begin SOURCE MATERIAL

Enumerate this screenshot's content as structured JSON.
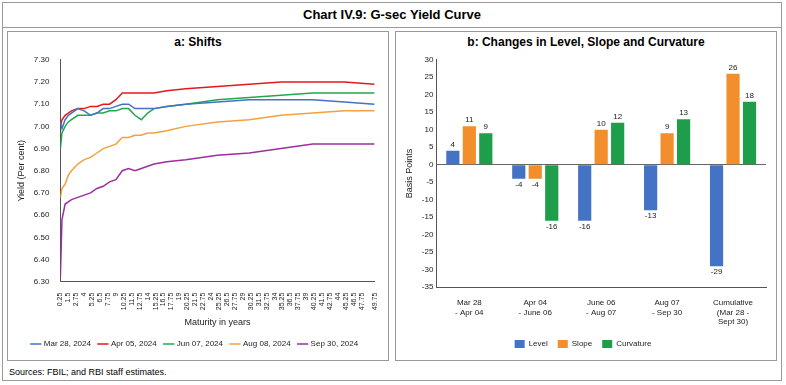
{
  "title": "Chart IV.9: G-sec Yield Curve",
  "source": "Sources: FBIL; and RBI staff estimates.",
  "chart_data": [
    {
      "type": "line",
      "title": "a: Shifts",
      "x_label": "Maturity in years",
      "y_label": "Yield (Per cent)",
      "x": [
        0.25,
        0.5,
        1,
        1.5,
        2,
        3,
        4,
        5,
        6,
        7,
        8,
        9,
        10,
        11,
        12,
        13,
        14,
        15,
        17,
        20,
        25,
        30,
        35,
        40,
        45,
        49.75
      ],
      "series": [
        {
          "name": "Mar 28, 2024",
          "color": "#4472c4",
          "values": [
            7.02,
            6.99,
            7.03,
            7.05,
            7.06,
            7.08,
            7.07,
            7.05,
            7.06,
            7.08,
            7.08,
            7.09,
            7.1,
            7.1,
            7.08,
            7.08,
            7.08,
            7.08,
            7.09,
            7.1,
            7.11,
            7.12,
            7.12,
            7.12,
            7.11,
            7.1
          ]
        },
        {
          "name": "Apr 05, 2024",
          "color": "#e31a1c",
          "values": [
            7.0,
            7.03,
            7.05,
            7.06,
            7.07,
            7.08,
            7.08,
            7.09,
            7.09,
            7.1,
            7.1,
            7.12,
            7.15,
            7.15,
            7.15,
            7.15,
            7.15,
            7.15,
            7.16,
            7.17,
            7.18,
            7.19,
            7.2,
            7.2,
            7.2,
            7.19
          ]
        },
        {
          "name": "Jun 07, 2024",
          "color": "#22a84a",
          "values": [
            6.9,
            6.97,
            7.0,
            7.02,
            7.03,
            7.05,
            7.05,
            7.05,
            7.06,
            7.06,
            7.07,
            7.07,
            7.08,
            7.08,
            7.05,
            7.03,
            7.06,
            7.08,
            7.09,
            7.1,
            7.12,
            7.13,
            7.14,
            7.15,
            7.15,
            7.15
          ]
        },
        {
          "name": "Aug 08, 2024",
          "color": "#f4a040",
          "values": [
            6.68,
            6.72,
            6.74,
            6.78,
            6.8,
            6.83,
            6.85,
            6.86,
            6.88,
            6.9,
            6.91,
            6.92,
            6.95,
            6.95,
            6.96,
            6.96,
            6.97,
            6.97,
            6.98,
            7.0,
            7.02,
            7.03,
            7.05,
            7.06,
            7.07,
            7.07
          ]
        },
        {
          "name": "Sep 30, 2024",
          "color": "#9b2f9f",
          "values": [
            6.32,
            6.58,
            6.65,
            6.66,
            6.67,
            6.68,
            6.69,
            6.7,
            6.72,
            6.73,
            6.75,
            6.76,
            6.8,
            6.81,
            6.8,
            6.81,
            6.82,
            6.83,
            6.84,
            6.85,
            6.87,
            6.88,
            6.9,
            6.92,
            6.92,
            6.92
          ]
        }
      ],
      "xlim": [
        0.25,
        49.75
      ],
      "xticks": [
        0.25,
        1.5,
        2.75,
        4,
        5.25,
        6.5,
        7.75,
        9,
        10.25,
        11.5,
        12.75,
        14,
        15.25,
        16.5,
        17.75,
        19,
        20.25,
        21.5,
        22.75,
        24,
        25.25,
        26.5,
        27.75,
        29,
        30.25,
        31.5,
        32.75,
        34,
        35.25,
        36.5,
        37.75,
        39,
        40.25,
        41.5,
        42.75,
        44,
        45.25,
        46.5,
        47.75,
        49.75
      ],
      "ylim": [
        6.3,
        7.3
      ],
      "yticks": [
        {
          "value": 6.3,
          "label": "6.30"
        },
        {
          "value": 6.4,
          "label": "6.40"
        },
        {
          "value": 6.5,
          "label": "6.50"
        },
        {
          "value": 6.6,
          "label": "6.60"
        },
        {
          "value": 6.7,
          "label": "6.70"
        },
        {
          "value": 6.8,
          "label": "6.80"
        },
        {
          "value": 6.9,
          "label": "6.90"
        },
        {
          "value": 7.0,
          "label": "7.00"
        },
        {
          "value": 7.1,
          "label": "7.10"
        },
        {
          "value": 7.2,
          "label": "7.20"
        },
        {
          "value": 7.3,
          "label": "7.30"
        }
      ],
      "grid": false,
      "legend": "bottom"
    },
    {
      "type": "bar",
      "title": "b: Changes in Level, Slope and Curvature",
      "y_label": "Basis Points",
      "categories": [
        "Mar 28\n- Apr 04",
        "Apr 04\n- June 06",
        "June 06\n- Aug 07",
        "Aug 07\n- Sep 30",
        "Cumulative\n(Mar 28 -\nSept 30)"
      ],
      "series": [
        {
          "name": "Level",
          "color": "#4472c4",
          "values": [
            4,
            -4,
            -16,
            -13,
            -29
          ]
        },
        {
          "name": "Slope",
          "color": "#f28e2b",
          "values": [
            11,
            -4,
            10,
            9,
            26
          ]
        },
        {
          "name": "Curvature",
          "color": "#1e9e4a",
          "values": [
            9,
            -16,
            12,
            13,
            18
          ]
        }
      ],
      "ylim": [
        -35,
        30
      ],
      "yticks": [
        -35,
        -30,
        -25,
        -20,
        -15,
        -10,
        -5,
        0,
        5,
        10,
        15,
        20,
        25,
        30
      ],
      "grid": false,
      "legend": "bottom",
      "data_labels": true
    }
  ]
}
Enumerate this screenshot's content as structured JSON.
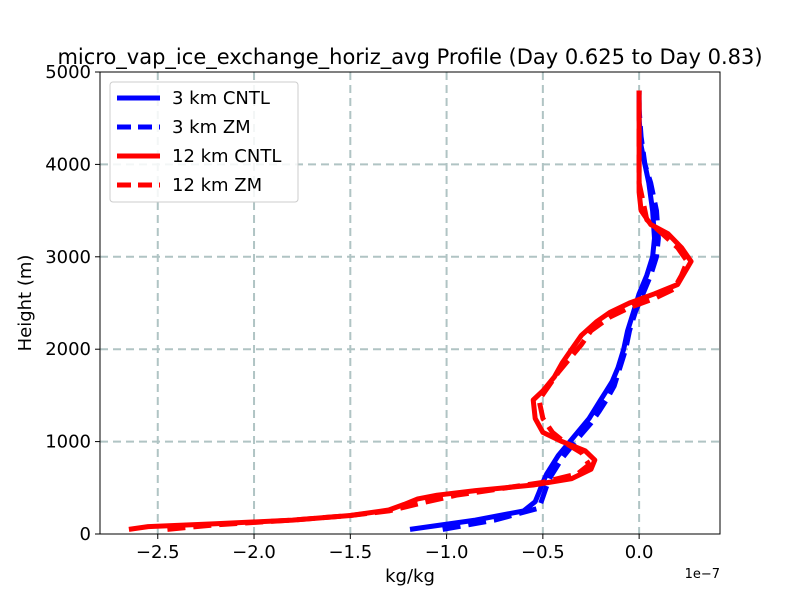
{
  "chart_data": {
    "type": "line",
    "title": "micro_vap_ice_exchange_horiz_avg Profile (Day 0.625 to Day 0.83)",
    "xlabel": "kg/kg",
    "ylabel": "Height (m)",
    "x_offset_label": "1e−7",
    "xlim": [
      -2.8,
      0.42
    ],
    "ylim": [
      0,
      5000
    ],
    "x_ticks": [
      -2.5,
      -2.0,
      -1.5,
      -1.0,
      -0.5,
      0.0
    ],
    "x_tick_labels": [
      "−2.5",
      "−2.0",
      "−1.5",
      "−1.0",
      "−0.5",
      "0.0"
    ],
    "y_ticks": [
      0,
      1000,
      2000,
      3000,
      4000,
      5000
    ],
    "y_tick_labels": [
      "0",
      "1000",
      "2000",
      "3000",
      "4000",
      "5000"
    ],
    "grid": true,
    "legend_position": "upper-left",
    "series": [
      {
        "name": "3 km CNTL",
        "color": "#0000ff",
        "dash": "solid",
        "points": [
          [
            -1.19,
            50
          ],
          [
            -0.85,
            150
          ],
          [
            -0.6,
            250
          ],
          [
            -0.54,
            350
          ],
          [
            -0.52,
            450
          ],
          [
            -0.5,
            560
          ],
          [
            -0.48,
            650
          ],
          [
            -0.45,
            750
          ],
          [
            -0.42,
            850
          ],
          [
            -0.38,
            950
          ],
          [
            -0.34,
            1050
          ],
          [
            -0.3,
            1150
          ],
          [
            -0.26,
            1250
          ],
          [
            -0.23,
            1350
          ],
          [
            -0.2,
            1450
          ],
          [
            -0.17,
            1550
          ],
          [
            -0.14,
            1650
          ],
          [
            -0.11,
            1800
          ],
          [
            -0.08,
            2000
          ],
          [
            -0.06,
            2200
          ],
          [
            -0.03,
            2400
          ],
          [
            0.0,
            2600
          ],
          [
            0.04,
            2800
          ],
          [
            0.07,
            3000
          ],
          [
            0.08,
            3200
          ],
          [
            0.07,
            3500
          ],
          [
            0.05,
            3800
          ],
          [
            0.03,
            4000
          ],
          [
            0.01,
            4200
          ],
          [
            0.0,
            4500
          ],
          [
            0.0,
            4800
          ]
        ]
      },
      {
        "name": "3 km ZM",
        "color": "#0000ff",
        "dash": "dashed",
        "points": [
          [
            -1.02,
            50
          ],
          [
            -0.75,
            150
          ],
          [
            -0.52,
            280
          ],
          [
            -0.5,
            400
          ],
          [
            -0.48,
            520
          ],
          [
            -0.46,
            620
          ],
          [
            -0.43,
            720
          ],
          [
            -0.4,
            820
          ],
          [
            -0.35,
            950
          ],
          [
            -0.3,
            1080
          ],
          [
            -0.25,
            1200
          ],
          [
            -0.21,
            1320
          ],
          [
            -0.17,
            1450
          ],
          [
            -0.13,
            1600
          ],
          [
            -0.1,
            1800
          ],
          [
            -0.07,
            2000
          ],
          [
            -0.05,
            2200
          ],
          [
            -0.02,
            2400
          ],
          [
            0.02,
            2600
          ],
          [
            0.06,
            2800
          ],
          [
            0.09,
            3000
          ],
          [
            0.1,
            3200
          ],
          [
            0.09,
            3500
          ],
          [
            0.06,
            3800
          ],
          [
            0.03,
            4000
          ],
          [
            0.01,
            4300
          ],
          [
            0.0,
            4600
          ],
          [
            0.0,
            4800
          ]
        ]
      },
      {
        "name": "12 km CNTL",
        "color": "#ff0000",
        "dash": "solid",
        "points": [
          [
            -2.65,
            50
          ],
          [
            -2.55,
            80
          ],
          [
            -2.2,
            110
          ],
          [
            -1.8,
            150
          ],
          [
            -1.5,
            200
          ],
          [
            -1.3,
            260
          ],
          [
            -1.22,
            320
          ],
          [
            -1.15,
            380
          ],
          [
            -1.05,
            420
          ],
          [
            -0.85,
            470
          ],
          [
            -0.55,
            530
          ],
          [
            -0.35,
            600
          ],
          [
            -0.25,
            700
          ],
          [
            -0.23,
            800
          ],
          [
            -0.28,
            900
          ],
          [
            -0.4,
            1000
          ],
          [
            -0.5,
            1100
          ],
          [
            -0.54,
            1250
          ],
          [
            -0.55,
            1450
          ],
          [
            -0.5,
            1550
          ],
          [
            -0.44,
            1700
          ],
          [
            -0.4,
            1850
          ],
          [
            -0.35,
            2000
          ],
          [
            -0.3,
            2150
          ],
          [
            -0.22,
            2300
          ],
          [
            -0.15,
            2400
          ],
          [
            -0.05,
            2500
          ],
          [
            0.08,
            2600
          ],
          [
            0.2,
            2700
          ],
          [
            0.27,
            2950
          ],
          [
            0.22,
            3100
          ],
          [
            0.15,
            3250
          ],
          [
            0.06,
            3350
          ],
          [
            0.01,
            3500
          ],
          [
            0.0,
            3700
          ],
          [
            0.0,
            4000
          ],
          [
            0.0,
            4400
          ],
          [
            0.0,
            4800
          ]
        ]
      },
      {
        "name": "12 km ZM",
        "color": "#ff0000",
        "dash": "dashed",
        "points": [
          [
            -2.45,
            50
          ],
          [
            -2.2,
            100
          ],
          [
            -1.8,
            150
          ],
          [
            -1.5,
            200
          ],
          [
            -1.3,
            250
          ],
          [
            -1.1,
            350
          ],
          [
            -0.95,
            420
          ],
          [
            -0.75,
            480
          ],
          [
            -0.5,
            560
          ],
          [
            -0.32,
            650
          ],
          [
            -0.26,
            750
          ],
          [
            -0.3,
            880
          ],
          [
            -0.38,
            980
          ],
          [
            -0.45,
            1100
          ],
          [
            -0.5,
            1250
          ],
          [
            -0.52,
            1450
          ],
          [
            -0.47,
            1600
          ],
          [
            -0.42,
            1750
          ],
          [
            -0.36,
            1900
          ],
          [
            -0.3,
            2050
          ],
          [
            -0.25,
            2200
          ],
          [
            -0.15,
            2350
          ],
          [
            -0.05,
            2450
          ],
          [
            0.08,
            2550
          ],
          [
            0.18,
            2650
          ],
          [
            0.22,
            2800
          ],
          [
            0.25,
            2950
          ],
          [
            0.2,
            3100
          ],
          [
            0.12,
            3250
          ],
          [
            0.04,
            3400
          ],
          [
            0.02,
            3600
          ],
          [
            0.0,
            3800
          ],
          [
            0.0,
            4200
          ],
          [
            0.0,
            4800
          ]
        ]
      }
    ]
  }
}
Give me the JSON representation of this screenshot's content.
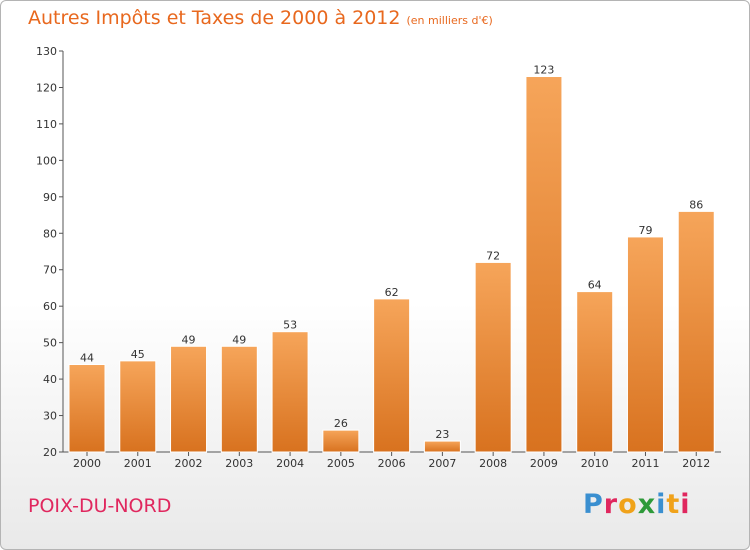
{
  "title": "Autres Impôts et Taxes de 2000 à 2012",
  "unit": "(en milliers d'€)",
  "location": "POIX-DU-NORD",
  "brand": {
    "text": "Proxiti",
    "letters": [
      {
        "ch": "P",
        "color": "#3a8fd0"
      },
      {
        "ch": "r",
        "color": "#e0275e"
      },
      {
        "ch": "o",
        "color": "#f0a21a"
      },
      {
        "ch": "x",
        "color": "#2e9a3a"
      },
      {
        "ch": "i",
        "color": "#3a8fd0"
      },
      {
        "ch": "t",
        "color": "#f0a21a"
      },
      {
        "ch": "i",
        "color": "#e0275e"
      }
    ]
  },
  "colors": {
    "accent": "#e8681e",
    "bar_top": "#f6a55a",
    "bar_bottom": "#d8721f",
    "location": "#e0275e"
  },
  "chart_data": {
    "type": "bar",
    "categories": [
      "2000",
      "2001",
      "2002",
      "2003",
      "2004",
      "2005",
      "2006",
      "2007",
      "2008",
      "2009",
      "2010",
      "2011",
      "2012"
    ],
    "values": [
      44,
      45,
      49,
      49,
      53,
      26,
      62,
      23,
      72,
      123,
      64,
      79,
      86
    ],
    "yticks": [
      20,
      30,
      40,
      50,
      60,
      70,
      80,
      90,
      100,
      110,
      120,
      130
    ],
    "ylim": [
      20,
      130
    ],
    "grid": false,
    "xlabel": "",
    "ylabel": ""
  }
}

end SOURCE MATERIAL

PROBLEM STATEMENT: Check every line of the data above for the string "type", and copy those that have it.

THE REPLY:
      "type": "line",
      "type": "bar",
    "type": "line",
    "type": "bar",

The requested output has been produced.